• EXERCISE OBJECTIVE: Write out the entries again exactly as they are given.

Figure collection entries
------------------------------------------------------------------------

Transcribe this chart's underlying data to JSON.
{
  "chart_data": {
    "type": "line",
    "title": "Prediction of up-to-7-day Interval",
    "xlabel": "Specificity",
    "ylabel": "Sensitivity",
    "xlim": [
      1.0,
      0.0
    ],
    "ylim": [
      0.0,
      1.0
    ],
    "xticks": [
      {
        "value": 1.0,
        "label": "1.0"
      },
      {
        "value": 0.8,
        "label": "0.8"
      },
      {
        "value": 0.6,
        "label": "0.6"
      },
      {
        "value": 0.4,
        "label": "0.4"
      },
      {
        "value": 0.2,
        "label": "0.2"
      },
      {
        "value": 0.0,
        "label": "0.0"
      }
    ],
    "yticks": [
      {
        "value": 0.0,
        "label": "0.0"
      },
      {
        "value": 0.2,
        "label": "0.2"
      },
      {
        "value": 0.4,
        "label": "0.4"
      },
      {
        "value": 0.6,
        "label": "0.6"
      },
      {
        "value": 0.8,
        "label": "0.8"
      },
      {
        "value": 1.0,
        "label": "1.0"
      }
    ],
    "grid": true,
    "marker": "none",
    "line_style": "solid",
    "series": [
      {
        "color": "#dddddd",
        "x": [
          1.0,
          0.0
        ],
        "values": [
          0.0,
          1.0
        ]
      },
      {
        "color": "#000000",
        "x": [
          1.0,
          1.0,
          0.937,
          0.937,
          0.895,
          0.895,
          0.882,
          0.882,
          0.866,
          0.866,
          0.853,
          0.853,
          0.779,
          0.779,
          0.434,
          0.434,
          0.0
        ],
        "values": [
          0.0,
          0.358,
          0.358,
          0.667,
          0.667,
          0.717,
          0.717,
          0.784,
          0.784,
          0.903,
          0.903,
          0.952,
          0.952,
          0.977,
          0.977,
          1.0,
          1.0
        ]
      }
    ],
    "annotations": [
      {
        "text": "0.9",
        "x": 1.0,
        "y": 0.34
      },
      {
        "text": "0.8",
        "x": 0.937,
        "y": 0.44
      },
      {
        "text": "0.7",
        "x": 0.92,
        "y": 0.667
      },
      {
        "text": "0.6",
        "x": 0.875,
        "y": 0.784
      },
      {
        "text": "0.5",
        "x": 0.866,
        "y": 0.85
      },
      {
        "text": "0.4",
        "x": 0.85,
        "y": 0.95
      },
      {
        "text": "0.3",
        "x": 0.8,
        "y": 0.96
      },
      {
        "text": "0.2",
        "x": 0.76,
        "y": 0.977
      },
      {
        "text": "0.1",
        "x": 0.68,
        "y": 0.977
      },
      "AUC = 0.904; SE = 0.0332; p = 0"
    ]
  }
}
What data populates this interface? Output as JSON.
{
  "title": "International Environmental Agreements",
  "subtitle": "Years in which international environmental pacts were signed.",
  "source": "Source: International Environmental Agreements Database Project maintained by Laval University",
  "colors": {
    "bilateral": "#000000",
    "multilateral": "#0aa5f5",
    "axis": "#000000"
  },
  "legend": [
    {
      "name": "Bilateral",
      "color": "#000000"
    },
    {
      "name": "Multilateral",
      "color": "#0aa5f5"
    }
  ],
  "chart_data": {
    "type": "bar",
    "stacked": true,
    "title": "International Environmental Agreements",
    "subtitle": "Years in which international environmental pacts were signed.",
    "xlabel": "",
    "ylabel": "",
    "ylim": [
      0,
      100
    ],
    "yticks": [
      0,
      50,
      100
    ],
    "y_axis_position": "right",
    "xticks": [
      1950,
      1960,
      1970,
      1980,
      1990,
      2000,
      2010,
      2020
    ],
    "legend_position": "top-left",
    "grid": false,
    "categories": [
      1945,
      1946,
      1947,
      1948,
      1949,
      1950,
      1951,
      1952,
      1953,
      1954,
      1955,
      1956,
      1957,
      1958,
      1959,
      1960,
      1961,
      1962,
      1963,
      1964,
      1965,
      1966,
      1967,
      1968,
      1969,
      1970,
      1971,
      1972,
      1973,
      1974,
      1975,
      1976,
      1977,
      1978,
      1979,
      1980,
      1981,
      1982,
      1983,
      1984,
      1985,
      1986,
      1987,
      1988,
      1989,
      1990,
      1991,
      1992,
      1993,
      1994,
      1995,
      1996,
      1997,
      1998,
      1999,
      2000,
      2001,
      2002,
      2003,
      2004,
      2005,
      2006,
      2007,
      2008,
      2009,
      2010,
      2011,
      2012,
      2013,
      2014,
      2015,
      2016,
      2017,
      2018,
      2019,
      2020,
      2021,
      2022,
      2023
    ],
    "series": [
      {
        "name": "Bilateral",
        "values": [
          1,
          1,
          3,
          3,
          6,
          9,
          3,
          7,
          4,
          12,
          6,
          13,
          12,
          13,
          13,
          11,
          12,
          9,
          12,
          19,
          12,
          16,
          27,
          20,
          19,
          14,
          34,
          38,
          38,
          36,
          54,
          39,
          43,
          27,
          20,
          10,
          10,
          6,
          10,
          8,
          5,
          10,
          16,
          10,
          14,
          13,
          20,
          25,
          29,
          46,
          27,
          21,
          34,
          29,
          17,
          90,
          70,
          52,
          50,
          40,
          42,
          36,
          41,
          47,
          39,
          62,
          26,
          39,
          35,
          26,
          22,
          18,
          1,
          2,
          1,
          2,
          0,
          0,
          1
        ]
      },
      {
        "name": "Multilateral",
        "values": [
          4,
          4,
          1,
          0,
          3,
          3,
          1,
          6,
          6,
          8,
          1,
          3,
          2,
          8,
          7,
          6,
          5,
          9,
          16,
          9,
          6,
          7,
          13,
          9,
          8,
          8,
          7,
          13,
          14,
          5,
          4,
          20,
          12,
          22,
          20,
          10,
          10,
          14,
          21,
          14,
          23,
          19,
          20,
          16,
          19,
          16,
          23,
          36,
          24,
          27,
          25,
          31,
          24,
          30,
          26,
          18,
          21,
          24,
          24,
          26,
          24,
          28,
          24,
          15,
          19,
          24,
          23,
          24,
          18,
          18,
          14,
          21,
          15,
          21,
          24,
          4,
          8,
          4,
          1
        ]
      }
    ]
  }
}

------------------------------------------------------------------------

• ANSWER BELOW:
Transcribe this chart's underlying data to JSON.
{
  "chart_data": {
    "type": "line",
    "title": "Prediction of up-to-7-day Interval",
    "xlabel": "Specificity",
    "ylabel": "Sensitivity",
    "xlim": [
      1.0,
      0.0
    ],
    "ylim": [
      0.0,
      1.0
    ],
    "xticks": [
      {
        "value": 1.0,
        "label": "1.0"
      },
      {
        "value": 0.8,
        "label": "0.8"
      },
      {
        "value": 0.6,
        "label": "0.6"
      },
      {
        "value": 0.4,
        "label": "0.4"
      },
      {
        "value": 0.2,
        "label": "0.2"
      },
      {
        "value": 0.0,
        "label": "0.0"
      }
    ],
    "yticks": [
      {
        "value": 0.0,
        "label": "0.0"
      },
      {
        "value": 0.2,
        "label": "0.2"
      },
      {
        "value": 0.4,
        "label": "0.4"
      },
      {
        "value": 0.6,
        "label": "0.6"
      },
      {
        "value": 0.8,
        "label": "0.8"
      },
      {
        "value": 1.0,
        "label": "1.0"
      }
    ],
    "grid": true,
    "marker": "none",
    "line_style": "solid",
    "series": [
      {
        "color": "#dddddd",
        "x": [
          1.0,
          0.0
        ],
        "values": [
          0.0,
          1.0
        ]
      },
      {
        "color": "#000000",
        "x": [
          1.0,
          1.0,
          0.937,
          0.937,
          0.895,
          0.895,
          0.882,
          0.882,
          0.866,
          0.866,
          0.853,
          0.853,
          0.779,
          0.779,
          0.434,
          0.434,
          0.0
        ],
        "values": [
          0.0,
          0.358,
          0.358,
          0.667,
          0.667,
          0.717,
          0.717,
          0.784,
          0.784,
          0.903,
          0.903,
          0.952,
          0.952,
          0.977,
          0.977,
          1.0,
          1.0
        ]
      }
    ],
    "annotations": [
      {
        "text": "0.9",
        "x": 1.0,
        "y": 0.34
      },
      {
        "text": "0.8",
        "x": 0.937,
        "y": 0.44
      },
      {
        "text": "0.7",
        "x": 0.92,
        "y": 0.667
      },
      {
        "text": "0.6",
        "x": 0.875,
        "y": 0.784
      },
      {
        "text": "0.5",
        "x": 0.866,
        "y": 0.85
      },
      {
        "text": "0.4",
        "x": 0.85,
        "y": 0.95
      },
      {
        "text": "0.3",
        "x": 0.8,
        "y": 0.96
      },
      {
        "text": "0.2",
        "x": 0.76,
        "y": 0.977
      },
      {
        "text": "0.1",
        "x": 0.68,
        "y": 0.977
      },
      "AUC = 0.904; SE = 0.0332; p = 0"
    ]
  }
}
What data populates this interface? Output as JSON.
{
  "title": "International Environmental Agreements",
  "subtitle": "Years in which international environmental pacts were signed.",
  "source": "Source: International Environmental Agreements Database Project maintained by Laval University",
  "colors": {
    "bilateral": "#000000",
    "multilateral": "#0aa5f5",
    "axis": "#000000"
  },
  "legend": [
    {
      "name": "Bilateral",
      "color": "#000000"
    },
    {
      "name": "Multilateral",
      "color": "#0aa5f5"
    }
  ],
  "chart_data": {
    "type": "bar",
    "stacked": true,
    "title": "International Environmental Agreements",
    "subtitle": "Years in which international environmental pacts were signed.",
    "xlabel": "",
    "ylabel": "",
    "ylim": [
      0,
      100
    ],
    "yticks": [
      0,
      50,
      100
    ],
    "y_axis_position": "right",
    "xticks": [
      1950,
      1960,
      1970,
      1980,
      1990,
      2000,
      2010,
      2020
    ],
    "legend_position": "top-left",
    "grid": false,
    "categories": [
      1945,
      1946,
      1947,
      1948,
      1949,
      1950,
      1951,
      1952,
      1953,
      1954,
      1955,
      1956,
      1957,
      1958,
      1959,
      1960,
      1961,
      1962,
      1963,
      1964,
      1965,
      1966,
      1967,
      1968,
      1969,
      1970,
      1971,
      1972,
      1973,
      1974,
      1975,
      1976,
      1977,
      1978,
      1979,
      1980,
      1981,
      1982,
      1983,
      1984,
      1985,
      1986,
      1987,
      1988,
      1989,
      1990,
      1991,
      1992,
      1993,
      1994,
      1995,
      1996,
      1997,
      1998,
      1999,
      2000,
      2001,
      2002,
      2003,
      2004,
      2005,
      2006,
      2007,
      2008,
      2009,
      2010,
      2011,
      2012,
      2013,
      2014,
      2015,
      2016,
      2017,
      2018,
      2019,
      2020,
      2021,
      2022,
      2023
    ],
    "series": [
      {
        "name": "Bilateral",
        "values": [
          1,
          1,
          3,
          3,
          6,
          9,
          3,
          7,
          4,
          12,
          6,
          13,
          12,
          13,
          13,
          11,
          12,
          9,
          12,
          19,
          12,
          16,
          27,
          20,
          19,
          14,
          34,
          38,
          38,
          36,
          54,
          39,
          43,
          27,
          20,
          10,
          10,
          6,
          10,
          8,
          5,
          10,
          16,
          10,
          14,
          13,
          20,
          25,
          29,
          46,
          27,
          21,
          34,
          29,
          17,
          90,
          70,
          52,
          50,
          40,
          42,
          36,
          41,
          47,
          39,
          62,
          26,
          39,
          35,
          26,
          22,
          18,
          1,
          2,
          1,
          2,
          0,
          0,
          1
        ]
      },
      {
        "name": "Multilateral",
        "values": [
          4,
          4,
          1,
          0,
          3,
          3,
          1,
          6,
          6,
          8,
          1,
          3,
          2,
          8,
          7,
          6,
          5,
          9,
          16,
          9,
          6,
          7,
          13,
          9,
          8,
          8,
          7,
          13,
          14,
          5,
          4,
          20,
          12,
          22,
          20,
          10,
          10,
          14,
          21,
          14,
          23,
          19,
          20,
          16,
          19,
          16,
          23,
          36,
          24,
          27,
          25,
          31,
          24,
          30,
          26,
          18,
          21,
          24,
          24,
          26,
          24,
          28,
          24,
          15,
          19,
          24,
          23,
          24,
          18,
          18,
          14,
          21,
          15,
          21,
          24,
          4,
          8,
          4,
          1
        ]
      }
    ]
  }
}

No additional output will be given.